Exercise description => Lay out every line of the data below as a Markdown table with the columns "Row" and "Line," numbering the rows and skipping blank lines. Leave out the pictures.

[Element location data]
============
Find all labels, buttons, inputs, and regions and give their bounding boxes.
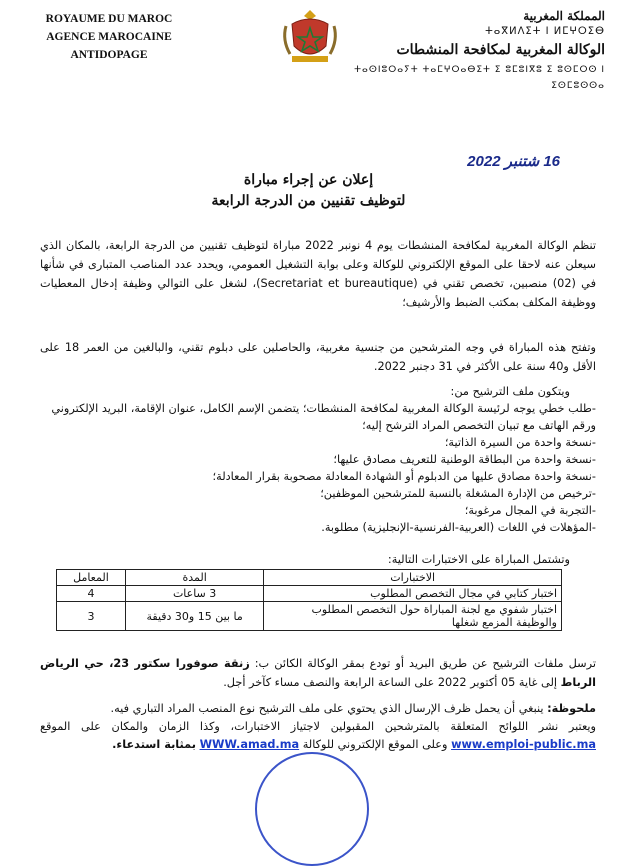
link-emploi-public[interactable]: www.emploi-public.ma	[451, 738, 596, 751]
file-item: -التجربة في المجال مرغوبة؛	[464, 504, 596, 517]
file-item: -المؤهلات في اللغات (العربية-الفرنسية-الإنجليزية) مطلوبة.	[321, 521, 596, 534]
note-text: بمثابة استدعاء.	[112, 738, 196, 751]
file-intro: ويتكون ملف الترشيح من:	[450, 385, 570, 398]
application-file-list	[40, 383, 596, 536]
note-text: ينبغي أن يحمل ظرف الإرسال الذي يحتوي على ملف الترشيح نوع المنصب المراد التباري فيه.	[110, 702, 544, 715]
exams-intro: وتشتمل المباراة على الاختبارات التالية:	[387, 553, 570, 566]
exam-duration: ما بين 15 و30 دقيقة	[125, 602, 263, 631]
note-text: ويعتبر نشر اللوائح المتعلقة بالمترشحين المقبولين لاجتياز الاختبارات، وكذا الزمان والمكان على الموقع	[40, 720, 596, 733]
announcement-title: إعلان عن إجراء مباراة	[243, 172, 374, 188]
header-tifinagh-agency: ⵜⴰⵙⵏⵓⵔⴰⵢⵜ ⵜⴰⵎⵖⵔⴰⴱⵉⵜ ⵉ ⵓⵎⵓⵏⴳⵓ ⵉ ⵓⵙⵎⵔⵙ ⵏ ⵉⵙⵎⵓⵙⵙⴰ	[354, 65, 605, 91]
header-ar-kingdom: المملكة المغربية	[523, 9, 605, 23]
eligibility-paragraph	[40, 338, 596, 376]
submission-address: زنقة صوفورا سكتور 23، حي الرياض الرباط	[40, 657, 596, 689]
header-french	[14, 10, 204, 64]
exam-coefficient: 3	[57, 602, 126, 631]
handwritten-date: 16 شتنبر 2022	[467, 153, 560, 170]
header-fr-kingdom: ROYAUME DU MAROC	[45, 13, 173, 25]
file-item: -نسخة واحدة من السيرة الذاتية؛	[444, 436, 596, 449]
exam-name: اختبار كتابي في مجال التخصص المطلوب	[264, 586, 562, 602]
header-tifinagh-kingdom: ⵜⴰⴳⵍⴷⵉⵜ ⵏ ⵍⵎⵖⵔⵉⴱ	[485, 26, 605, 37]
submission-paragraph	[40, 654, 596, 692]
note-paragraph	[40, 700, 596, 754]
intro-text: تنظم الوكالة المغربية لمكافحة المنشطات يوم 4 نونبر 2022 مباراة لتوظيف تقنيين من الدرجة الرابعة، بالمكان الذي سيعلن عنه لاحقا على الموقع الإلكتروني للوكالة وعلى بوابة التشغيل العمومي، ويحدد عدد المناصب المتبارى في شأنها في (02) منصبين، تخصص تقني في (Secretariat et bureautique)، لشغل على التوالي وظيفة إدخال المعطيات ووظيفة المكلف بمكتب الضبط والأرشيف؛	[40, 239, 597, 309]
coat-of-arms-icon	[280, 6, 340, 66]
submission-deadline: إلى غاية 05 أكتوبر 2022 على الساعة الرابعة والنصف مساء كآخر أجل.	[223, 676, 558, 689]
exams-intro-block	[40, 551, 596, 568]
header-arabic	[345, 8, 605, 94]
note-label: ملحوظة:	[547, 702, 596, 715]
exam-duration: 3 ساعات	[125, 586, 263, 602]
table-row	[57, 602, 562, 631]
header-exams: الاختبارات	[264, 570, 562, 586]
exam-coefficient: 4	[57, 586, 126, 602]
file-item: -نسخة واحدة من البطاقة الوطنية للتعريف مصادق عليها؛	[333, 453, 596, 466]
intro-paragraph	[40, 236, 596, 312]
header-ar-agency: الوكالة المغربية لمكافحة المنشطات	[396, 42, 605, 58]
submission-text: ترسل ملفات الترشيح عن طريق البريد أو تودع بمقر الوكالة الكائن ب:	[254, 657, 596, 670]
table-row	[57, 586, 562, 602]
header-fr-agency: AGENCE MAROCAINE ANTIDOPAGE	[46, 31, 172, 61]
eligibility-text: وتفتح هذه المباراة في وجه المترشحين من جنسية مغربية، والحاصلين على دبلوم تقني، والبالغين من العمر 18 على الأقل و40 سنة على الأكثر في 31 دجنبر 2022.	[40, 341, 596, 373]
header-coefficient: المعامل	[57, 570, 126, 586]
exam-table	[56, 569, 562, 631]
exam-name: اختبار شفوي مع لجنة المباراة حول التخصص المطلوب والوظيفة المزمع شغلها	[264, 602, 562, 631]
note-text: وعلى الموقع الإلكتروني للوكالة	[302, 738, 448, 751]
table-header-row	[57, 570, 562, 586]
announcement-subtitle: لتوظيف تقنيين من الدرجة الرابعة	[211, 193, 406, 209]
link-amad[interactable]: WWW.amad.ma	[199, 738, 300, 751]
official-stamp-icon	[255, 752, 369, 866]
file-item: -نسخة واحدة مصادق عليها من الدبلوم أو الشهادة المعادلة مصحوبة بقرار المعادلة؛	[212, 470, 596, 483]
file-item: -طلب خطي يوجه لرئيسة الوكالة المغربية لمكافحة المنشطات؛ يتضمن الإسم الكامل، عنوان الإقامة، البريد الإلكتروني ورقم الهاتف مع تبيان التخصص المراد الترشح إليه؛	[51, 402, 596, 432]
file-item: -ترخيص من الإدارة المشغلة بالنسبة للمترشحين الموظفين؛	[320, 487, 596, 500]
header-duration: المدة	[125, 570, 263, 586]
============
Reply =>
| Row | Line |
|---|---|
| 1 | Find all labels, buttons, inputs, and regions and give their bounding boxes. |
| 2 | link-emploi-public[interactable]: www.emploi-public.ma	[451, 738, 596, 751] |
| 3 | file-item: -التجربة في المجال مرغوبة؛	[464, 504, 596, 517] |
| 4 | file-item: -المؤهلات في اللغات (العربية-الفرنسية-الإنجليزية) مطلوبة.	[321, 521, 596, 534] |
| 5 | note-text: بمثابة استدعاء.	[112, 738, 196, 751] |
| 6 | file-intro: ويتكون ملف الترشيح من:	[450, 385, 570, 398] |
| 7 | application-file-list	[40, 383, 596, 536] |
| 8 | note-text: ينبغي أن يحمل ظرف الإرسال الذي يحتوي على ملف الترشيح نوع المنصب المراد التباري فيه.	[110, 702, 544, 715] |
| 9 | exams-intro: وتشتمل المباراة على الاختبارات التالية:	[387, 553, 570, 566] |
| 10 | exam-duration: ما بين 15 و30 دقيقة	[125, 602, 263, 631] |
| 11 | note-text: ويعتبر نشر اللوائح المتعلقة بالمترشحين المقبولين لاجتياز الاختبارات، وكذا الزمان والمكان على الموقع	[40, 720, 596, 733] |
| 12 | announcement-title: إعلان عن إجراء مباراة	[243, 172, 374, 188] |
| 13 | header-tifinagh-agency: ⵜⴰⵙⵏⵓⵔⴰⵢⵜ ⵜⴰⵎⵖⵔⴰⴱⵉⵜ ⵉ ⵓⵎⵓⵏⴳⵓ ⵉ ⵓⵙⵎⵔⵙ ⵏ ⵉⵙⵎⵓⵙⵙⴰ	[354, 65, 605, 91] |
| 14 | header-ar-kingdom: المملكة المغربية	[523, 9, 605, 23] |
| 15 | eligibility-paragraph	[40, 338, 596, 376] |
| 16 | submission-address: زنقة صوفورا سكتور 23، حي الرياض الرباط	[40, 657, 596, 689] |
| 17 | header-french	[14, 10, 204, 64] |
| 18 | exam-coefficient: 3	[57, 602, 126, 631] |
| 19 | handwritten-date: 16 شتنبر 2022	[467, 153, 560, 170] |
| 20 | header-fr-kingdom: ROYAUME DU MAROC	[45, 13, 173, 25] |
| 21 | file-item: -نسخة واحدة من السيرة الذاتية؛	[444, 436, 596, 449] |
| 22 | exam-name: اختبار كتابي في مجال التخصص المطلوب	[264, 586, 562, 602] |
| 23 | header-tifinagh-kingdom: ⵜⴰⴳⵍⴷⵉⵜ ⵏ ⵍⵎⵖⵔⵉⴱ	[485, 26, 605, 37] |
| 24 | submission-paragraph	[40, 654, 596, 692] |
| 25 | note-paragraph	[40, 700, 596, 754] |
| 26 | intro-text: تنظم الوكالة المغربية لمكافحة المنشطات يوم 4 نونبر 2022 مباراة لتوظيف تقنيين من الدرجة الرابعة، بالمكان الذي سيعلن عنه لاحقا على الموقع الإلكتروني للوكالة وعلى بوابة التشغيل العمومي، ويحدد عدد المناصب المتبارى في شأنها في (02) منصبين، تخصص تقني في (Secretariat et bureautique)، لشغل على التوالي وظيفة إدخال المعطيات ووظيفة المكلف بمكتب الضبط والأرشيف؛	[40, 239, 597, 309] |
| 27 | coat-of-arms-icon	[280, 6, 340, 66] |
| 28 | submission-deadline: إلى غاية 05 أكتوبر 2022 على الساعة الرابعة والنصف مساء كآخر أجل.	[223, 676, 558, 689] |
| 29 | exams-intro-block	[40, 551, 596, 568] |
| 30 | header-arabic	[345, 8, 605, 94] |
| 31 | note-label: ملحوظة:	[547, 702, 596, 715] |
| 32 | exam-duration: 3 ساعات	[125, 586, 263, 602] |
| 33 | table-row	[57, 602, 562, 631] |
| 34 | header-exams: الاختبارات	[264, 570, 562, 586] |
| 35 | exam-coefficient: 4	[57, 586, 126, 602] |
| 36 | file-item: -نسخة واحدة من البطاقة الوطنية للتعريف مصادق عليها؛	[333, 453, 596, 466] |
| 37 | intro-paragraph	[40, 236, 596, 312] |
| 38 | header-ar-agency: الوكالة المغربية لمكافحة المنشطات	[396, 42, 605, 58] |
| 39 | submission-text: ترسل ملفات الترشيح عن طريق البريد أو تودع بمقر الوكالة الكائن ب:	[254, 657, 596, 670] |
| 40 | table-row	[57, 586, 562, 602] |
| 41 | header-fr-agency: AGENCE MAROCAINE ANTIDOPAGE	[46, 31, 172, 61] |
| 42 | eligibility-text: وتفتح هذه المباراة في وجه المترشحين من جنسية مغربية، والحاصلين على دبلوم تقني، والبالغين من العمر 18 على الأقل و40 سنة على الأكثر في 31 دجنبر 2022.	[40, 341, 596, 373] |
| 43 | header-coefficient: المعامل	[57, 570, 126, 586] |
| 44 | exam-table	[56, 569, 562, 631] |
| 45 | exam-name: اختبار شفوي مع لجنة المباراة حول التخصص المطلوب والوظيفة المزمع شغلها	[264, 602, 562, 631] |
| 46 | note-text: وعلى الموقع الإلكتروني للوكالة	[302, 738, 448, 751] |
| 47 | table-header-row	[57, 570, 562, 586] |
| 48 | announcement-subtitle: لتوظيف تقنيين من الدرجة الرابعة	[211, 193, 406, 209] |
| 49 | link-amad[interactable]: WWW.amad.ma	[199, 738, 300, 751] |
| 50 | official-stamp-icon	[255, 752, 369, 866] |
| 51 | file-item: -نسخة واحدة مصادق عليها من الدبلوم أو الشهادة المعادلة مصحوبة بقرار المعادلة؛	[212, 470, 596, 483] |
| 52 | file-item: -طلب خطي يوجه لرئيسة الوكالة المغربية لمكافحة المنشطات؛ يتضمن الإسم الكامل، عنوان الإقامة، البريد الإلكتروني ورقم الهاتف مع تبيان التخصص المراد الترشح إليه؛	[51, 402, 596, 432] |
| 53 | file-item: -ترخيص من الإدارة المشغلة بالنسبة للمترشحين الموظفين؛	[320, 487, 596, 500] |
| 54 | header-duration: المدة	[125, 570, 263, 586] |